# Text passage
+--
Statistical learning in language acquisition
Statistical learning is the ability for humans and other animals to extract statistical regularities from the world around them to learn about the environment. Although statistical learning is now thought to be a generalized learning mechanism, the phenomenon was first identified in human infant language acquisition.
The earliest evidence for these statistical learning abilities comes from a study by Jenny Saffran, Richard Aslin, and Elissa Newport, in which 8-month-old infants were presented with nonsense streams of monotone speech. Each stream was composed of four three-syllable "pseudowords" that were repeated randomly. After exposure to the speech streams for two minutes, infants reacted differently to hearing "pseudowords" as opposed to "nonwords" from the speech stream, where nonwords were composed of the same syllables that the infants had been exposed to, but in a different order. This suggests that infants are able to learn statistical relationships between syllables even with very limited exposure to a language. That is, infants learn which syllables are always paired together and which ones only occur together relatively rarely, suggesting that they are parts of two different units. This method of learning is thought to be one way that children learn which groups of syllables form individual words.
Since the initial discovery of the role of statistical learning in lexical acquisition, the same mechanism has been proposed for elements of phonological acquisition, and syntactical acquisition, as well as in non-linguistic domains. Further research has also indicated that statistical learning is likely a domain-general and even species-general learning mechanism, occurring for visual as well as auditory information, and in both primates and non-primates.
Lexical acquisition
The role of statistical learning in language acquisition has been particularly well documented in the area of lexical acquisition. One important contribution to infants' understanding of segmenting words from a continuous stream of speech is their ability to recognize statistical regularities of the speech heard in their environments. Although many factors play an important role, this specific mechanism is powerful and can operate over a short time scale.Original findings
It is a well-established finding that, unlike written language, spoken language does not have any clear boundaries between words; spoken language is a continuous stream of sound rather than individual words with silences between them. This lack of segmentation between linguistic units presents a problem for young children learning language, who must be able to pick out individual units from the continuous speech streams that they hear. One proposed method of how children are able to solve this problem is that they are attentive to the statistical regularities of the world around them. For example, in the phrase "pretty baby", children are more likely to hear the sounds pre and ty heard together during the entirety of the lexical input around them than they are to hear the sounds ty and ba together. In an artificial grammar learning study with adult participants, Saffran, Newport, and Aslin found that participants were able to locate word boundaries based only on transitional probabilities, suggesting that adults are capable of using statistical regularities in a language-learning task. This is a robust finding that has been widely replicated.To determine if young children have these same abilities Saffran Aslin and Newport exposed 8-month-old infants to an artificial grammar. The grammar was composed of four words, each composed of three nonsense syllables. During the experiment, infants heard a continuous speech stream of these words. The speech was presented in a monotone with no cues to word boundaries other than the statistical probabilities. Within a word, the transitional probability of two syllable pairs was 1.0: in the word bidaku, for example, the probability of hearing the syllable da immediately after the syllable bi was 100%. Between words, however, the transitional probability of hearing a syllable pair was much lower: After any given word was presented, one of three words could follow, so the likelihood of hearing any given syllable after ku was only 33%.
+--
(Stored records)

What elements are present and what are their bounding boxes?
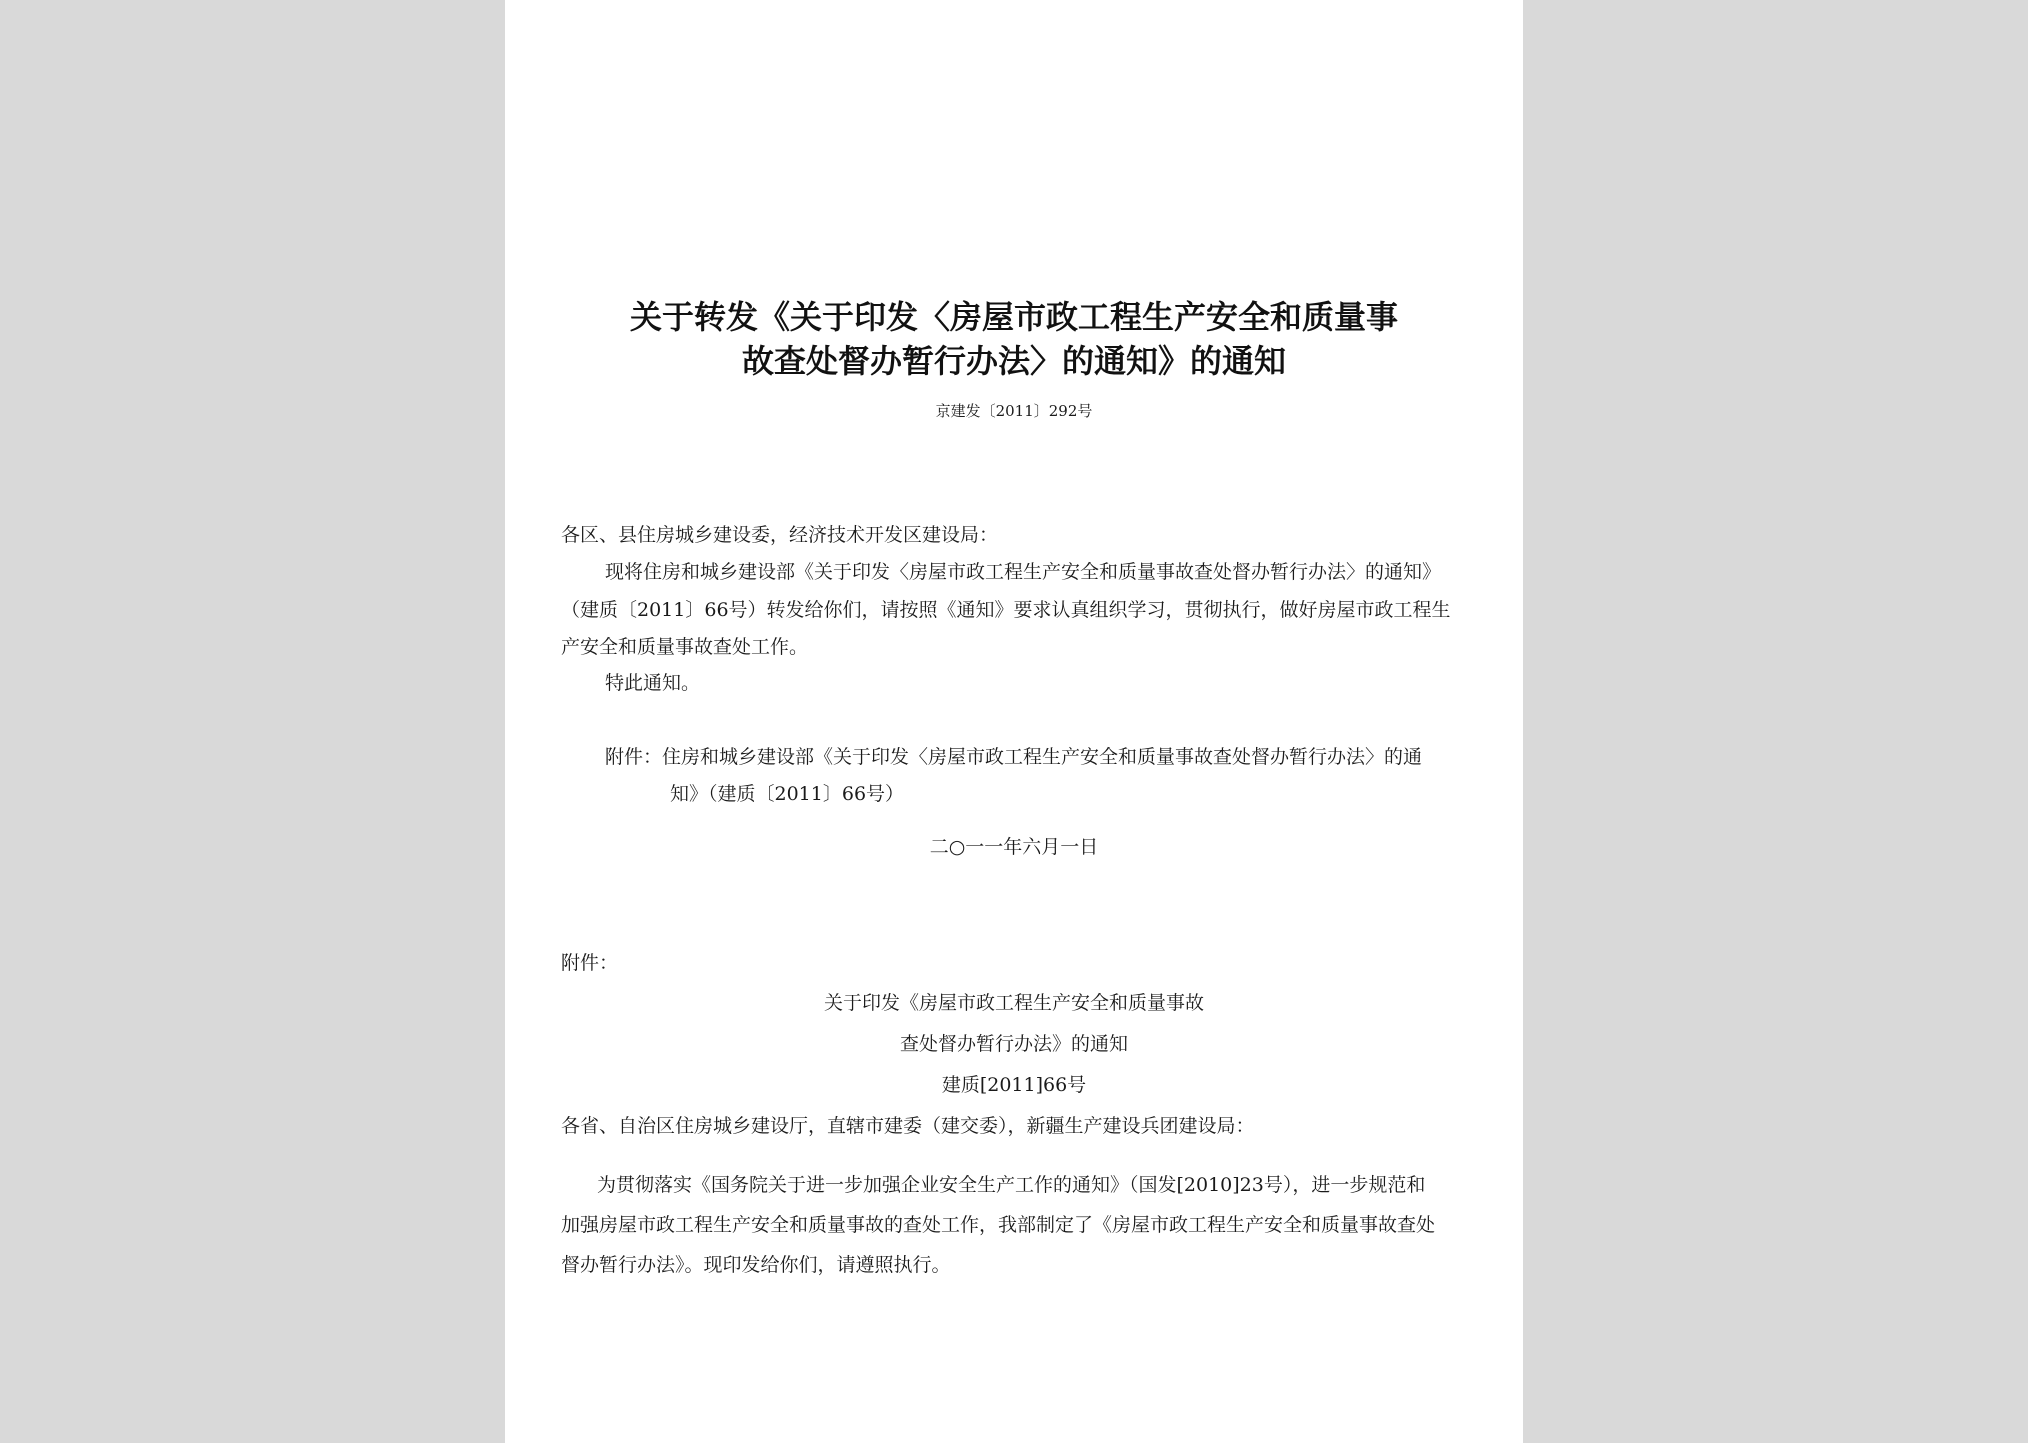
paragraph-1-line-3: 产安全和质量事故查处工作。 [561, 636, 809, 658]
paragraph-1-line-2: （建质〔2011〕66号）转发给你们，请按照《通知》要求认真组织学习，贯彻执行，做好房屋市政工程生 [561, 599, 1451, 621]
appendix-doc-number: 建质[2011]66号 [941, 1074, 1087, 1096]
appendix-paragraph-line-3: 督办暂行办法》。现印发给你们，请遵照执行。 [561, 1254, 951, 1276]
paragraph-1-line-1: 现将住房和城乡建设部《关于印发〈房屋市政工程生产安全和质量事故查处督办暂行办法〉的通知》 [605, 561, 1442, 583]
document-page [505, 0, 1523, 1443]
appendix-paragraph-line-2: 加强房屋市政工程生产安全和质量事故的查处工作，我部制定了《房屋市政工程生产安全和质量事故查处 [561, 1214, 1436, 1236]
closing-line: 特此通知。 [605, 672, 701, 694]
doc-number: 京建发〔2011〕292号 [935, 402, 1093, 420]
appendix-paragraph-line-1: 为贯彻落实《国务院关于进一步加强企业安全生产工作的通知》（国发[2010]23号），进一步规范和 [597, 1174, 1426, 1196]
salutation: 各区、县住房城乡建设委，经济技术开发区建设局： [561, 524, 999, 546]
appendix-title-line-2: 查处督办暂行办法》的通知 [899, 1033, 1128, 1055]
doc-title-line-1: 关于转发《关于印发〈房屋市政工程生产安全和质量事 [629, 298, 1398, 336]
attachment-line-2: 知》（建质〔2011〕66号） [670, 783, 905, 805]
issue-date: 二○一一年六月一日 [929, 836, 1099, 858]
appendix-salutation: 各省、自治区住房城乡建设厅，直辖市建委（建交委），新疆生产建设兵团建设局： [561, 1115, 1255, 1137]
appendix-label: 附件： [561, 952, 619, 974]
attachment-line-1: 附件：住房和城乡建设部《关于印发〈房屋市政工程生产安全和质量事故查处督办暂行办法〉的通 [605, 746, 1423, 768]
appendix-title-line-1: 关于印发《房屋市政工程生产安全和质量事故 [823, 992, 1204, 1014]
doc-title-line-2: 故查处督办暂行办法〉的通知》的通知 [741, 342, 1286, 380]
+--
# Written instruction 1
Based on the statistical learning passage, say yes or no to whether each statement agrees with it, and quote the words that decide it: (a) The infants in the study by Saffran, Aslin, and Newport heard the speech streams for two minutes. (b) Spoken language has clear silences separating its words. (c) Within a word of the artificial grammar, the transitional probability of a syllable pair was 33%.
# Written instruction 2
Quote the statistical learning passage between "Since the initial" and "primates and non-primates.", inclusive.

# Full answer 1
(a) Yes: "After exposure to the speech streams for two minutes"
(b) No: "spoken language does not have any clear boundaries between words"
(c) No: "Within a word, the transitional probability of two syllable pairs was 1.0"

# Full answer 2
Since the initial discovery of the role of statistical learning in lexical acquisition, the same mechanism has been proposed for elements of phonological acquisition, and syntactical acquisition, as well as in non-linguistic domains. Further research has also indicated that statistical learning is likely a domain-general and even species-general learning mechanism, occurring for visual as well as auditory information, and in both primates and non-primates.